-- begin --

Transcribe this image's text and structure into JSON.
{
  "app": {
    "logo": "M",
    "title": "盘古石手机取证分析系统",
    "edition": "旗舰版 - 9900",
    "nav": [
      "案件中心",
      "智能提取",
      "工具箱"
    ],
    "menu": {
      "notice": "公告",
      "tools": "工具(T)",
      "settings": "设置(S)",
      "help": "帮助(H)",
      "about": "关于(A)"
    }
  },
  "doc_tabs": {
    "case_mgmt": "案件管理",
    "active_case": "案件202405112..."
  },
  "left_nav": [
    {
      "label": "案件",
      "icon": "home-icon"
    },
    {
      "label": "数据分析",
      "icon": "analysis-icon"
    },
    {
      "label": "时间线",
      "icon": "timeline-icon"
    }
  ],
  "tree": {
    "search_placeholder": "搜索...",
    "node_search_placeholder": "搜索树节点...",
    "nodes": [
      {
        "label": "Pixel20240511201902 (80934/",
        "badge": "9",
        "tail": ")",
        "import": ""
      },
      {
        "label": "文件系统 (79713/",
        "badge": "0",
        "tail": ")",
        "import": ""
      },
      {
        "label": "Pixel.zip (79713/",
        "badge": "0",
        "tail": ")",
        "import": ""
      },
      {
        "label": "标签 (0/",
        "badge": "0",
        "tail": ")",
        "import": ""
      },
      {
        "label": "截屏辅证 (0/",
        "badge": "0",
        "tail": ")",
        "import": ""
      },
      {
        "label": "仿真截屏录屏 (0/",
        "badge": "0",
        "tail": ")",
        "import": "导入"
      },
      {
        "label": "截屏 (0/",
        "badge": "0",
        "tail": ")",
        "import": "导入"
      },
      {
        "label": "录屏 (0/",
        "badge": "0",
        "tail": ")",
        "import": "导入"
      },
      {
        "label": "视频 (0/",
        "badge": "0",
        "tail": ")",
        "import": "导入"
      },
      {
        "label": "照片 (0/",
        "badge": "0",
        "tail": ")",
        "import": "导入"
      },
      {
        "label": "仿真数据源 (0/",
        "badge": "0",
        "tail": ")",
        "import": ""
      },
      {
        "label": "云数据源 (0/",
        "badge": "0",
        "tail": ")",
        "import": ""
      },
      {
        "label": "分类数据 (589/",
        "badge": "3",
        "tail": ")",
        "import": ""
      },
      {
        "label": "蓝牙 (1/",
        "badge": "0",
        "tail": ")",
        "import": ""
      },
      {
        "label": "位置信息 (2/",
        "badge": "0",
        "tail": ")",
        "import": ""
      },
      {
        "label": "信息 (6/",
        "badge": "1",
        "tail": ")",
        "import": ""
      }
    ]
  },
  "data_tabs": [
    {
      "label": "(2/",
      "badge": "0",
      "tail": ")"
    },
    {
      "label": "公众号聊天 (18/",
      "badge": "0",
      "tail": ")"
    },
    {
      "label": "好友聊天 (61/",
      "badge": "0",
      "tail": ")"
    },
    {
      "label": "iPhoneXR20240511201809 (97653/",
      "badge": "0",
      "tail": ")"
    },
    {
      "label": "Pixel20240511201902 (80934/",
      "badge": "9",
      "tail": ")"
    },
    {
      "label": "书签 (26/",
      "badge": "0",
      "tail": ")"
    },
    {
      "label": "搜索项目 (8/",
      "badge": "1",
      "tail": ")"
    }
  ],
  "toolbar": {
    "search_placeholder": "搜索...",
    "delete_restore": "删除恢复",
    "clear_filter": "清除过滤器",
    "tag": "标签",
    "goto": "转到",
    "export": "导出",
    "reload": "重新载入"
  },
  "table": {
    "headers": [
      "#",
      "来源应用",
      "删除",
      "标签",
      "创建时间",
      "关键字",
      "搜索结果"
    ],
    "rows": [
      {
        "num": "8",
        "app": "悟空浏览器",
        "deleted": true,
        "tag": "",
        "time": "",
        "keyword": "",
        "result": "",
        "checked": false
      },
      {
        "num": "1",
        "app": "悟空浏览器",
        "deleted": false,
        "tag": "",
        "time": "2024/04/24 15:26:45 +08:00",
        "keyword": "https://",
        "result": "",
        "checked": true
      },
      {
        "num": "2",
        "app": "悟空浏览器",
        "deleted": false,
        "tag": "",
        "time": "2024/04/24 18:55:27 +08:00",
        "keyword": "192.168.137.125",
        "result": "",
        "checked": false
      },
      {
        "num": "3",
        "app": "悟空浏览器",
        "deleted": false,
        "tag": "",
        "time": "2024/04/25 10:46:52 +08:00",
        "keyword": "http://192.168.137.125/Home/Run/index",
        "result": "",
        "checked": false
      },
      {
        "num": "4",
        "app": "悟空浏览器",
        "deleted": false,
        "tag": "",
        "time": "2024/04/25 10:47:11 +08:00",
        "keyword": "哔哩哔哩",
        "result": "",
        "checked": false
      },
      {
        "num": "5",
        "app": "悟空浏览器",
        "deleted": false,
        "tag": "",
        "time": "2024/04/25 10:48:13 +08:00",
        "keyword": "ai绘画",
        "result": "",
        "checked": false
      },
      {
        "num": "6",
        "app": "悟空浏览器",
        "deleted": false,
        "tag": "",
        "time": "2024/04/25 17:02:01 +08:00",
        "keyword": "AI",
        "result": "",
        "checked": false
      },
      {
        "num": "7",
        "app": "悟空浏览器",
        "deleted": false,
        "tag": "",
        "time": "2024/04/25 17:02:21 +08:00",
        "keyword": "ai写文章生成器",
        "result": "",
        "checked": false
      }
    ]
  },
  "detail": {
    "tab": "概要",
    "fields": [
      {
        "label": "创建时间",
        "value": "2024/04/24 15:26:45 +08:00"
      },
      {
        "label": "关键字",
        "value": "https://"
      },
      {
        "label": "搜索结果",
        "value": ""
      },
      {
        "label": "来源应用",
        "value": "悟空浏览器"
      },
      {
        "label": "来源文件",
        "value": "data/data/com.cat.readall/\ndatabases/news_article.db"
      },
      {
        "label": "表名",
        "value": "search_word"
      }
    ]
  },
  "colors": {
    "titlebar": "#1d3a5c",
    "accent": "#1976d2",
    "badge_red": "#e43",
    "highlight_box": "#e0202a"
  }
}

-- end --

_INSTRUCTIONS TO FOLLOW_: Reproduce the listing shown above in its entirety, exactly.

_SOLUTION BELOW_:
Transcribe this image's text and structure into JSON.
{
  "app": {
    "logo": "M",
    "title": "盘古石手机取证分析系统",
    "edition": "旗舰版 - 9900",
    "nav": [
      "案件中心",
      "智能提取",
      "工具箱"
    ],
    "menu": {
      "notice": "公告",
      "tools": "工具(T)",
      "settings": "设置(S)",
      "help": "帮助(H)",
      "about": "关于(A)"
    }
  },
  "doc_tabs": {
    "case_mgmt": "案件管理",
    "active_case": "案件202405112..."
  },
  "left_nav": [
    {
      "label": "案件",
      "icon": "home-icon"
    },
    {
      "label": "数据分析",
      "icon": "analysis-icon"
    },
    {
      "label": "时间线",
      "icon": "timeline-icon"
    }
  ],
  "tree": {
    "search_placeholder": "搜索...",
    "node_search_placeholder": "搜索树节点...",
    "nodes": [
      {
        "label": "Pixel20240511201902 (80934/",
        "badge": "9",
        "tail": ")",
        "import": ""
      },
      {
        "label": "文件系统 (79713/",
        "badge": "0",
        "tail": ")",
        "import": ""
      },
      {
        "label": "Pixel.zip (79713/",
        "badge": "0",
        "tail": ")",
        "import": ""
      },
      {
        "label": "标签 (0/",
        "badge": "0",
        "tail": ")",
        "import": ""
      },
      {
        "label": "截屏辅证 (0/",
        "badge": "0",
        "tail": ")",
        "import": ""
      },
      {
        "label": "仿真截屏录屏 (0/",
        "badge": "0",
        "tail": ")",
        "import": "导入"
      },
      {
        "label": "截屏 (0/",
        "badge": "0",
        "tail": ")",
        "import": "导入"
      },
      {
        "label": "录屏 (0/",
        "badge": "0",
        "tail": ")",
        "import": "导入"
      },
      {
        "label": "视频 (0/",
        "badge": "0",
        "tail": ")",
        "import": "导入"
      },
      {
        "label": "照片 (0/",
        "badge": "0",
        "tail": ")",
        "import": "导入"
      },
      {
        "label": "仿真数据源 (0/",
        "badge": "0",
        "tail": ")",
        "import": ""
      },
      {
        "label": "云数据源 (0/",
        "badge": "0",
        "tail": ")",
        "import": ""
      },
      {
        "label": "分类数据 (589/",
        "badge": "3",
        "tail": ")",
        "import": ""
      },
      {
        "label": "蓝牙 (1/",
        "badge": "0",
        "tail": ")",
        "import": ""
      },
      {
        "label": "位置信息 (2/",
        "badge": "0",
        "tail": ")",
        "import": ""
      },
      {
        "label": "信息 (6/",
        "badge": "1",
        "tail": ")",
        "import": ""
      }
    ]
  },
  "data_tabs": [
    {
      "label": "(2/",
      "badge": "0",
      "tail": ")"
    },
    {
      "label": "公众号聊天 (18/",
      "badge": "0",
      "tail": ")"
    },
    {
      "label": "好友聊天 (61/",
      "badge": "0",
      "tail": ")"
    },
    {
      "label": "iPhoneXR20240511201809 (97653/",
      "badge": "0",
      "tail": ")"
    },
    {
      "label": "Pixel20240511201902 (80934/",
      "badge": "9",
      "tail": ")"
    },
    {
      "label": "书签 (26/",
      "badge": "0",
      "tail": ")"
    },
    {
      "label": "搜索项目 (8/",
      "badge": "1",
      "tail": ")"
    }
  ],
  "toolbar": {
    "search_placeholder": "搜索...",
    "delete_restore": "删除恢复",
    "clear_filter": "清除过滤器",
    "tag": "标签",
    "goto": "转到",
    "export": "导出",
    "reload": "重新载入"
  },
  "table": {
    "headers": [
      "#",
      "来源应用",
      "删除",
      "标签",
      "创建时间",
      "关键字",
      "搜索结果"
    ],
    "rows": [
      {
        "num": "8",
        "app": "悟空浏览器",
        "deleted": true,
        "tag": "",
        "time": "",
        "keyword": "",
        "result": "",
        "checked": false
      },
      {
        "num": "1",
        "app": "悟空浏览器",
        "deleted": false,
        "tag": "",
        "time": "2024/04/24 15:26:45 +08:00",
        "keyword": "https://",
        "result": "",
        "checked": true
      },
      {
        "num": "2",
        "app": "悟空浏览器",
        "deleted": false,
        "tag": "",
        "time": "2024/04/24 18:55:27 +08:00",
        "keyword": "192.168.137.125",
        "result": "",
        "checked": false
      },
      {
        "num": "3",
        "app": "悟空浏览器",
        "deleted": false,
        "tag": "",
        "time": "2024/04/25 10:46:52 +08:00",
        "keyword": "http://192.168.137.125/Home/Run/index",
        "result": "",
        "checked": false
      },
      {
        "num": "4",
        "app": "悟空浏览器",
        "deleted": false,
        "tag": "",
        "time": "2024/04/25 10:47:11 +08:00",
        "keyword": "哔哩哔哩",
        "result": "",
        "checked": false
      },
      {
        "num": "5",
        "app": "悟空浏览器",
        "deleted": false,
        "tag": "",
        "time": "2024/04/25 10:48:13 +08:00",
        "keyword": "ai绘画",
        "result": "",
        "checked": false
      },
      {
        "num": "6",
        "app": "悟空浏览器",
        "deleted": false,
        "tag": "",
        "time": "2024/04/25 17:02:01 +08:00",
        "keyword": "AI",
        "result": "",
        "checked": false
      },
      {
        "num": "7",
        "app": "悟空浏览器",
        "deleted": false,
        "tag": "",
        "time": "2024/04/25 17:02:21 +08:00",
        "keyword": "ai写文章生成器",
        "result": "",
        "checked": false
      }
    ]
  },
  "detail": {
    "tab": "概要",
    "fields": [
      {
        "label": "创建时间",
        "value": "2024/04/24 15:26:45 +08:00"
      },
      {
        "label": "关键字",
        "value": "https://"
      },
      {
        "label": "搜索结果",
        "value": ""
      },
      {
        "label": "来源应用",
        "value": "悟空浏览器"
      },
      {
        "label": "来源文件",
        "value": "data/data/com.cat.readall/\ndatabases/news_article.db"
      },
      {
        "label": "表名",
        "value": "search_word"
      }
    ]
  },
  "colors": {
    "titlebar": "#1d3a5c",
    "accent": "#1976d2",
    "badge_red": "#e43",
    "highlight_box": "#e0202a"
  }
}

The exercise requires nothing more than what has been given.